=== Exercise objective ===
Copy the data word for word, keeping every line.

= = =

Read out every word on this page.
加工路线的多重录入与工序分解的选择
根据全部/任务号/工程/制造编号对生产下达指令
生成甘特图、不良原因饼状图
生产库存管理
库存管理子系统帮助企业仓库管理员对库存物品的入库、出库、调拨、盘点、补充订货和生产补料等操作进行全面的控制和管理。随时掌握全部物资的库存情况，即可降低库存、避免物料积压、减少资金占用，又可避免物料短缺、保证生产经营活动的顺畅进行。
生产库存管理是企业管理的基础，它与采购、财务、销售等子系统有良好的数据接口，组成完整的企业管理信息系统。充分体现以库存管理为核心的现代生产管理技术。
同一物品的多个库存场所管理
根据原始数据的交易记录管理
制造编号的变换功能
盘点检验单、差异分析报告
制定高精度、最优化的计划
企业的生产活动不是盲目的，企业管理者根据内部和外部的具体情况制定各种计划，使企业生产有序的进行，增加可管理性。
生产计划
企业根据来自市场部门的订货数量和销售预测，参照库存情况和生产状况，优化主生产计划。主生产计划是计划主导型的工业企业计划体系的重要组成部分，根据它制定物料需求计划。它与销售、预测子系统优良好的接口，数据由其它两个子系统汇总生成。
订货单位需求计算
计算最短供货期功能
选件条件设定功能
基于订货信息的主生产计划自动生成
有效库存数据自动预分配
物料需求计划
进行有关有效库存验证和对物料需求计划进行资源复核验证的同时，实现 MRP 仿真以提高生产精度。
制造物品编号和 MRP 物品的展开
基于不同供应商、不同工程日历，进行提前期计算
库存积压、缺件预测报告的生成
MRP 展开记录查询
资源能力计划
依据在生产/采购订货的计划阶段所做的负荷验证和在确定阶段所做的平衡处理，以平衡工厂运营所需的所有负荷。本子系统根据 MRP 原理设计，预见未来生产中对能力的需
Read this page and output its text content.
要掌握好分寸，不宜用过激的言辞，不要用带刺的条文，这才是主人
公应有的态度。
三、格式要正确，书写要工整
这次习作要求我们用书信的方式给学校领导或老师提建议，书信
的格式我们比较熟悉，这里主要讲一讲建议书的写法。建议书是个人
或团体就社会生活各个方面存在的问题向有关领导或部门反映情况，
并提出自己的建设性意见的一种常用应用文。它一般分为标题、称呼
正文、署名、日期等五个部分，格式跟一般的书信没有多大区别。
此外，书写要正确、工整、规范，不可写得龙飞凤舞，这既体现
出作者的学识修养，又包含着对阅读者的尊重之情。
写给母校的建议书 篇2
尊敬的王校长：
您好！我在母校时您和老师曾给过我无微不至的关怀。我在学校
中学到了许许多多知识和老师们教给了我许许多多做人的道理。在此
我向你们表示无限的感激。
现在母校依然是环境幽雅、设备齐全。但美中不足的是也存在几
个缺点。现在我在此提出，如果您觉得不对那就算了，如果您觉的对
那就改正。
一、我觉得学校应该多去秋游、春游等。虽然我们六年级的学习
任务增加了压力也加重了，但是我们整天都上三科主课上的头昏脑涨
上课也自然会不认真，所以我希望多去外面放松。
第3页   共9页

= = =

=== Response to this task ===
Read out every word on this page.
加工路线的多重录入与工序分解的选择
根据全部/任务号/工程/制造编号对生产下达指令
生成甘特图、不良原因饼状图
生产库存管理
库存管理子系统帮助企业仓库管理员对库存物品的入库、出库、调拨、盘点、补充订货和生产补料等操作进行全面的控制和管理。随时掌握全部物资的库存情况，即可降低库存、避免物料积压、减少资金占用，又可避免物料短缺、保证生产经营活动的顺畅进行。
生产库存管理是企业管理的基础，它与采购、财务、销售等子系统有良好的数据接口，组成完整的企业管理信息系统。充分体现以库存管理为核心的现代生产管理技术。
同一物品的多个库存场所管理
根据原始数据的交易记录管理
制造编号的变换功能
盘点检验单、差异分析报告
制定高精度、最优化的计划
企业的生产活动不是盲目的，企业管理者根据内部和外部的具体情况制定各种计划，使企业生产有序的进行，增加可管理性。
生产计划
企业根据来自市场部门的订货数量和销售预测，参照库存情况和生产状况，优化主生产计划。主生产计划是计划主导型的工业企业计划体系的重要组成部分，根据它制定物料需求计划。它与销售、预测子系统优良好的接口，数据由其它两个子系统汇总生成。
订货单位需求计算
计算最短供货期功能
选件条件设定功能
基于订货信息的主生产计划自动生成
有效库存数据自动预分配
物料需求计划
进行有关有效库存验证和对物料需求计划进行资源复核验证的同时，实现 MRP 仿真以提高生产精度。
制造物品编号和 MRP 物品的展开
基于不同供应商、不同工程日历，进行提前期计算
库存积压、缺件预测报告的生成
MRP 展开记录查询
资源能力计划
依据在生产/采购订货的计划阶段所做的负荷验证和在确定阶段所做的平衡处理，以平衡工厂运营所需的所有负荷。本子系统根据 MRP 原理设计，预见未来生产中对能力的需
Read this page and output its text content.
要掌握好分寸，不宜用过激的言辞，不要用带刺的条文，这才是主人
公应有的态度。
三、格式要正确，书写要工整
这次习作要求我们用书信的方式给学校领导或老师提建议，书信
的格式我们比较熟悉，这里主要讲一讲建议书的写法。建议书是个人
或团体就社会生活各个方面存在的问题向有关领导或部门反映情况，
并提出自己的建设性意见的一种常用应用文。它一般分为标题、称呼
正文、署名、日期等五个部分，格式跟一般的书信没有多大区别。
此外，书写要正确、工整、规范，不可写得龙飞凤舞，这既体现
出作者的学识修养，又包含着对阅读者的尊重之情。
写给母校的建议书 篇2
尊敬的王校长：
您好！我在母校时您和老师曾给过我无微不至的关怀。我在学校
中学到了许许多多知识和老师们教给了我许许多多做人的道理。在此
我向你们表示无限的感激。
现在母校依然是环境幽雅、设备齐全。但美中不足的是也存在几
个缺点。现在我在此提出，如果您觉得不对那就算了，如果您觉的对
那就改正。
一、我觉得学校应该多去秋游、春游等。虽然我们六年级的学习
任务增加了压力也加重了，但是我们整天都上三科主课上的头昏脑涨
上课也自然会不认真，所以我希望多去外面放松。
第3页   共9页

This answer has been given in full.